Gather up every line from the entries below that uses the word "Efficiency".
-=-=-
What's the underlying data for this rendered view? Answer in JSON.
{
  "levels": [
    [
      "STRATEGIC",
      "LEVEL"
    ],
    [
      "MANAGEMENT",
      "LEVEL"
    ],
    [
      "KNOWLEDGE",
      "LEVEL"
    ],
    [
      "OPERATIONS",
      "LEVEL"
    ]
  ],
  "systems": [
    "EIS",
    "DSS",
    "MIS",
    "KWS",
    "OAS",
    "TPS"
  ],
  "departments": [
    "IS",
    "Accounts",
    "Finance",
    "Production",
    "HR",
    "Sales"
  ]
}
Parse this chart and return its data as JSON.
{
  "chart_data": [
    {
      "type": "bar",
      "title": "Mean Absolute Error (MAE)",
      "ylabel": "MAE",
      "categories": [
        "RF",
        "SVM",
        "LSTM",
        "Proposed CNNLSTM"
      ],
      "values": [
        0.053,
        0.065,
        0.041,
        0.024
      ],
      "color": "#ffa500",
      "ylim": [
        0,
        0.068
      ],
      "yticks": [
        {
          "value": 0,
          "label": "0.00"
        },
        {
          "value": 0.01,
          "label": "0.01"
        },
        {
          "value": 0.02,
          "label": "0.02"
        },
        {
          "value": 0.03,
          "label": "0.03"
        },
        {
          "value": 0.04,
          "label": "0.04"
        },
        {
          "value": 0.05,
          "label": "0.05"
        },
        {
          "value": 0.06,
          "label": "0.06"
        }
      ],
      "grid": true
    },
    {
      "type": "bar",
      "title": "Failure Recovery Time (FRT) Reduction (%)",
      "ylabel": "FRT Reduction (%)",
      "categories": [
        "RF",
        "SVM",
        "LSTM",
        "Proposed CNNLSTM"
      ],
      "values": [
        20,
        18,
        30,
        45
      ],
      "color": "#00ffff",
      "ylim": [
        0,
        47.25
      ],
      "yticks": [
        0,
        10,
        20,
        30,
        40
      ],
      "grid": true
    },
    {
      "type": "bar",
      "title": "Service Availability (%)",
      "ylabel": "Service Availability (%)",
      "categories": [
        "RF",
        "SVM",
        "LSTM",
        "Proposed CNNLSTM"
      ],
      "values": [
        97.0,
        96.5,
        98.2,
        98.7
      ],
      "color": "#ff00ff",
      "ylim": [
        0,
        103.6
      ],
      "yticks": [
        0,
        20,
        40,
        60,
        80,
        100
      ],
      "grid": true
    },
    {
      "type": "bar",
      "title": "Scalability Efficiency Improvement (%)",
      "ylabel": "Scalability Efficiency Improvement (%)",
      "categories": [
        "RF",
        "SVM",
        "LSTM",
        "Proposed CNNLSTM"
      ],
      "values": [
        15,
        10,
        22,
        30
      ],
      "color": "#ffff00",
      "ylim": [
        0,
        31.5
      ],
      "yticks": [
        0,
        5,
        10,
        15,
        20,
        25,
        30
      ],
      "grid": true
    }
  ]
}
-=-=-
§ **Correct output**:
      "title": "Scalability Efficiency Improvement (%)",
      "ylabel": "Scalability Efficiency Improvement (%)",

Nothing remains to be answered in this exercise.